◆ What you have to do
How many lines of these records hold the string "Training"? Reply with the number alone.

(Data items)
BEGIN
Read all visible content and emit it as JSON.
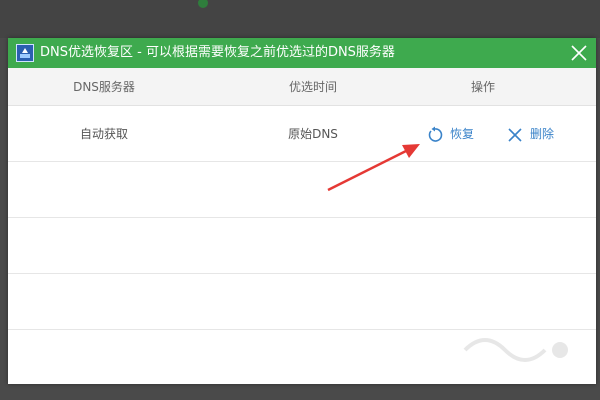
{
  "dialog": {
    "title": "DNS优选恢复区 - 可以根据需要恢复之前优选过的DNS服务器"
  },
  "table": {
    "headers": [
      "DNS服务器",
      "优选时间",
      "操作"
    ],
    "rows": [
      {
        "server": "自动获取",
        "time": "原始DNS",
        "actions": {
          "restore": "恢复",
          "delete": "删除"
        }
      }
    ]
  },
  "colors": {
    "titlebar": "#3eaa4e",
    "action": "#3a83c9",
    "arrow": "#e53935"
  },
  "icons": {
    "app": "dns-app-icon",
    "close": "close-icon",
    "restore": "restore-icon",
    "delete": "delete-icon"
  }
}
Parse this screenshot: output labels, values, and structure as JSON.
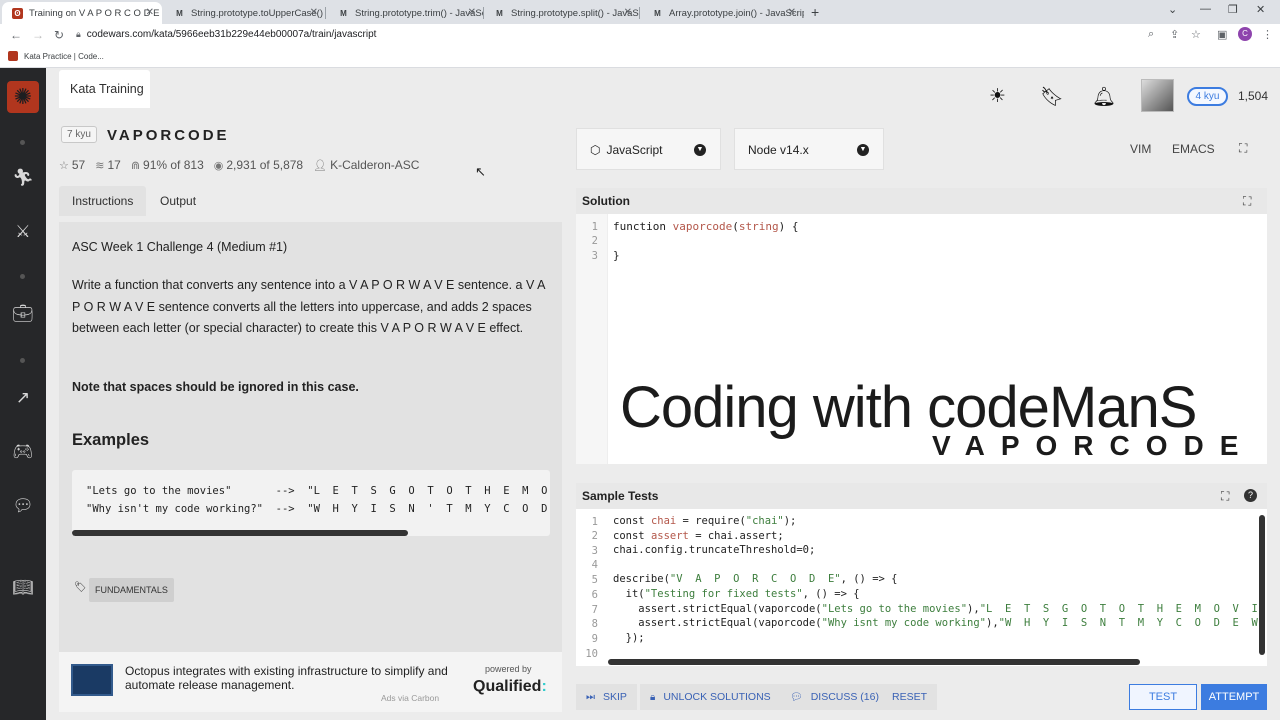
{
  "browser": {
    "tabs": [
      {
        "title": "Training on V A P O R C O D E | C",
        "favicon": "codewars"
      },
      {
        "title": "String.prototype.toUpperCase() -",
        "favicon": "M"
      },
      {
        "title": "String.prototype.trim() - JavaScri",
        "favicon": "M"
      },
      {
        "title": "String.prototype.split() - JavaScri",
        "favicon": "M"
      },
      {
        "title": "Array.prototype.join() - JavaScrip",
        "favicon": "M"
      }
    ],
    "url": "codewars.com/kata/5966eeb31b229e44eb00007a/train/javascript",
    "bookmark": "Kata Practice | Code...",
    "profile_initial": "C"
  },
  "header": {
    "kata_tab": "Kata Training",
    "honor": "1,504",
    "rank": "4 kyu"
  },
  "kata": {
    "kyu": "7 kyu",
    "name": "VAPORCODE",
    "stars": "57",
    "collections": "17",
    "satisfaction": "91% of 813",
    "completed": "2,931 of 5,878",
    "author": "K-Calderon-ASC"
  },
  "instructions": {
    "tabs": [
      "Instructions",
      "Output"
    ],
    "subtitle": "ASC Week 1 Challenge 4 (Medium #1)",
    "body": "Write a function that converts any sentence into a V A P O R W A V E sentence. a V A P O R W A V E sentence converts all the letters into uppercase, and adds 2 spaces between each letter (or special character) to create this V A P O R W A V E effect.",
    "note": "Note that spaces should be ignored in this case.",
    "examples_heading": "Examples",
    "examples": [
      "\"Lets go to the movies\"       -->  \"L  E  T  S  G  O  T  O  T  H  E  M  O  V  I  E  S\"",
      "\"Why isn't my code working?\"  -->  \"W  H  Y  I  S  N  '  T  M  Y  C  O  D  E  W  O  R  K  I  N  G  ?\""
    ],
    "tag": "FUNDAMENTALS"
  },
  "ad": {
    "text": "Octopus integrates with existing infrastructure to simplify and automate release management.",
    "via": "Ads via Carbon",
    "powered_by": "powered by",
    "brand": "Qualified",
    "brand_suffix": ":"
  },
  "editor": {
    "language": "JavaScript",
    "runtime": "Node v14.x",
    "modes": [
      "VIM",
      "EMACS"
    ],
    "solution_title": "Solution",
    "solution_lines": [
      "1",
      "2",
      "3"
    ],
    "watermark_line1": "Coding with codeManS",
    "watermark_line2": "VAPORCODE",
    "tests_title": "Sample Tests",
    "tests_lines": [
      "1",
      "2",
      "3",
      "4",
      "5",
      "6",
      "7",
      "8",
      "9",
      "10"
    ]
  },
  "actions": {
    "skip": "SKIP",
    "unlock": "UNLOCK SOLUTIONS",
    "discuss": "DISCUSS (16)",
    "reset": "RESET",
    "test": "TEST",
    "attempt": "ATTEMPT"
  },
  "colors": {
    "accent": "#3c7ce0",
    "brand": "#b1361e",
    "rail": "#262729"
  }
}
END
◆ Result of the task
2